STATED EXERCISE
Output all of the records exactly as written.

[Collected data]
____________

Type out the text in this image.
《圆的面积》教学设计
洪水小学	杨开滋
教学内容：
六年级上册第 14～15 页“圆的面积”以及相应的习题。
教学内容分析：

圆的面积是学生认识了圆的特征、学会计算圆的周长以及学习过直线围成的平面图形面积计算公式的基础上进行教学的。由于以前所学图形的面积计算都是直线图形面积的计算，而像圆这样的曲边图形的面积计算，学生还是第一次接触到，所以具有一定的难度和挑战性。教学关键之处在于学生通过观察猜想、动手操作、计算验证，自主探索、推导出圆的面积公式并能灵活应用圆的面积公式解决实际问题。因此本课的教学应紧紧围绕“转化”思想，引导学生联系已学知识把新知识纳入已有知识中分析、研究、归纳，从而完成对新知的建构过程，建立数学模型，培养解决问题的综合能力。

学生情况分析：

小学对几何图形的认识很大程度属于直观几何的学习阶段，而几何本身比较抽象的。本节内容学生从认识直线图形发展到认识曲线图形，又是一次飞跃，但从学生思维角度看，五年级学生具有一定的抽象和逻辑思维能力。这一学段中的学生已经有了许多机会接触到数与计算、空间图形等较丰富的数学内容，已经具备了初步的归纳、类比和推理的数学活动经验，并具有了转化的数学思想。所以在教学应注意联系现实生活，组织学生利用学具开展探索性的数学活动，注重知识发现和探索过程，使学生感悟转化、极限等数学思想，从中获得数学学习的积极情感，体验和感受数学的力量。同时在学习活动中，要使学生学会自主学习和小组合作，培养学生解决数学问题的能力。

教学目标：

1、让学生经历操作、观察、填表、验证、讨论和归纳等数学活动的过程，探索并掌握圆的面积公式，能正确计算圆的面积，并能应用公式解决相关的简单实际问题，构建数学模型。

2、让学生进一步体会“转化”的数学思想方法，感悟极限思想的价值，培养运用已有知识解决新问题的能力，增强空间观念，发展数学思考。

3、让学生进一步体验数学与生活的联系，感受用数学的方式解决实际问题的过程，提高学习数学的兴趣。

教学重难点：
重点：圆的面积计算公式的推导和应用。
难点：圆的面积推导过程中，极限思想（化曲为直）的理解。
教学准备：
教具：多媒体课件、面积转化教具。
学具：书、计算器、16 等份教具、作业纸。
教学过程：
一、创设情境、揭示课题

____________

THE RESULT
Type out the text in this image.
《圆的面积》教学设计
洪水小学	杨开滋
教学内容：
六年级上册第 14～15 页“圆的面积”以及相应的习题。
教学内容分析：

圆的面积是学生认识了圆的特征、学会计算圆的周长以及学习过直线围成的平面图形面积计算公式的基础上进行教学的。由于以前所学图形的面积计算都是直线图形面积的计算，而像圆这样的曲边图形的面积计算，学生还是第一次接触到，所以具有一定的难度和挑战性。教学关键之处在于学生通过观察猜想、动手操作、计算验证，自主探索、推导出圆的面积公式并能灵活应用圆的面积公式解决实际问题。因此本课的教学应紧紧围绕“转化”思想，引导学生联系已学知识把新知识纳入已有知识中分析、研究、归纳，从而完成对新知的建构过程，建立数学模型，培养解决问题的综合能力。

学生情况分析：

小学对几何图形的认识很大程度属于直观几何的学习阶段，而几何本身比较抽象的。本节内容学生从认识直线图形发展到认识曲线图形，又是一次飞跃，但从学生思维角度看，五年级学生具有一定的抽象和逻辑思维能力。这一学段中的学生已经有了许多机会接触到数与计算、空间图形等较丰富的数学内容，已经具备了初步的归纳、类比和推理的数学活动经验，并具有了转化的数学思想。所以在教学应注意联系现实生活，组织学生利用学具开展探索性的数学活动，注重知识发现和探索过程，使学生感悟转化、极限等数学思想，从中获得数学学习的积极情感，体验和感受数学的力量。同时在学习活动中，要使学生学会自主学习和小组合作，培养学生解决数学问题的能力。

教学目标：

1、让学生经历操作、观察、填表、验证、讨论和归纳等数学活动的过程，探索并掌握圆的面积公式，能正确计算圆的面积，并能应用公式解决相关的简单实际问题，构建数学模型。

2、让学生进一步体会“转化”的数学思想方法，感悟极限思想的价值，培养运用已有知识解决新问题的能力，增强空间观念，发展数学思考。

3、让学生进一步体验数学与生活的联系，感受用数学的方式解决实际问题的过程，提高学习数学的兴趣。

教学重难点：
重点：圆的面积计算公式的推导和应用。
难点：圆的面积推导过程中，极限思想（化曲为直）的理解。
教学准备：
教具：多媒体课件、面积转化教具。
学具：书、计算器、16 等份教具、作业纸。
教学过程：
一、创设情境、揭示课题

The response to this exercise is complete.